* Input material

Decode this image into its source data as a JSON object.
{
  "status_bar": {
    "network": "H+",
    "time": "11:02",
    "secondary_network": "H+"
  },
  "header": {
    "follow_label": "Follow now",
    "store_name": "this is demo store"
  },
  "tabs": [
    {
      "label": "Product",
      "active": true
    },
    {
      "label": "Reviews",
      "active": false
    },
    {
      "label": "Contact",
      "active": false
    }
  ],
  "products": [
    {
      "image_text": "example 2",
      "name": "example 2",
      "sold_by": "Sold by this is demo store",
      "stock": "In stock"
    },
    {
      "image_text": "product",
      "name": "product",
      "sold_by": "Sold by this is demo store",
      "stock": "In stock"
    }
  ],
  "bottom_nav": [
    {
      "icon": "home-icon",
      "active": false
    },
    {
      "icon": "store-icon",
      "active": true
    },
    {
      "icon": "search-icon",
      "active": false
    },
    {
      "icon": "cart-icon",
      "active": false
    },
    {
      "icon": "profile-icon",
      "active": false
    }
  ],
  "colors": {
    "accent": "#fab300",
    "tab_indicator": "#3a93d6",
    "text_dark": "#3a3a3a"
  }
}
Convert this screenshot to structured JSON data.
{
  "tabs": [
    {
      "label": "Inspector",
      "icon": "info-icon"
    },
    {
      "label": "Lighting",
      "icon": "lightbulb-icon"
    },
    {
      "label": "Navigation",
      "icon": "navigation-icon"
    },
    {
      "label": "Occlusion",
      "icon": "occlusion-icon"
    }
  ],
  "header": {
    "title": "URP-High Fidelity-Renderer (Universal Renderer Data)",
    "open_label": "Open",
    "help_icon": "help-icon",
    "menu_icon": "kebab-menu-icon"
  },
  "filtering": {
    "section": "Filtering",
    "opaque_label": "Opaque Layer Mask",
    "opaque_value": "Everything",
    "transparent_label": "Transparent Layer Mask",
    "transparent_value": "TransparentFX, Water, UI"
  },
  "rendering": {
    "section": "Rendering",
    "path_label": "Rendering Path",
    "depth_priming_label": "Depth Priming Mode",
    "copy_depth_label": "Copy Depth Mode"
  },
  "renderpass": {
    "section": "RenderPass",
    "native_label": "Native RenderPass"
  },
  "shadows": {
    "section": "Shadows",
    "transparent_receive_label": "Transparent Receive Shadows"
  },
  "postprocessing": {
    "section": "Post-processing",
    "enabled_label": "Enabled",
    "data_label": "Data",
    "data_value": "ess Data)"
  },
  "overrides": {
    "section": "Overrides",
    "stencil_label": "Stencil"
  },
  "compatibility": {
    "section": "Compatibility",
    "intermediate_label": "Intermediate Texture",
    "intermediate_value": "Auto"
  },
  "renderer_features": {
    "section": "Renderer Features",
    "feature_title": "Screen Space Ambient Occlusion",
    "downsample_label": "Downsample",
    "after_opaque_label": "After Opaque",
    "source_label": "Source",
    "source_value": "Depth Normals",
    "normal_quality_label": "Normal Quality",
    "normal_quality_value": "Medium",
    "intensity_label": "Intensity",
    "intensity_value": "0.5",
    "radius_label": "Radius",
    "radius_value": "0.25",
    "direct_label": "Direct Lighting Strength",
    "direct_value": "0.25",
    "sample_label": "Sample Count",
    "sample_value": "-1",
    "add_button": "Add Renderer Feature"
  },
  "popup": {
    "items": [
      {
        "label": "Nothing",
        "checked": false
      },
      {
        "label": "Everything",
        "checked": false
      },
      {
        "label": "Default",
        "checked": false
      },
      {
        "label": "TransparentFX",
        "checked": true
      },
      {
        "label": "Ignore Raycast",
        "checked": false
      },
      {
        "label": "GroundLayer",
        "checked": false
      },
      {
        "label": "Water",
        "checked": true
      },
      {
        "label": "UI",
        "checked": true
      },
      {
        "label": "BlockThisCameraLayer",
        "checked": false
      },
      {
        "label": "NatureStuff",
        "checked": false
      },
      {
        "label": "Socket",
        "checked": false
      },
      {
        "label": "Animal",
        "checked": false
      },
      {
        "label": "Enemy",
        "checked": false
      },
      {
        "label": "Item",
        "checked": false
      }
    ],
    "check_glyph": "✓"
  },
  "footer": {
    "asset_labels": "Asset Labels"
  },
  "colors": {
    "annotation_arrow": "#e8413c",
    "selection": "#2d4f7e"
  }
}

* Exercise
Report how many lines in this data include the string "section", and nothing else.

* Complete response
8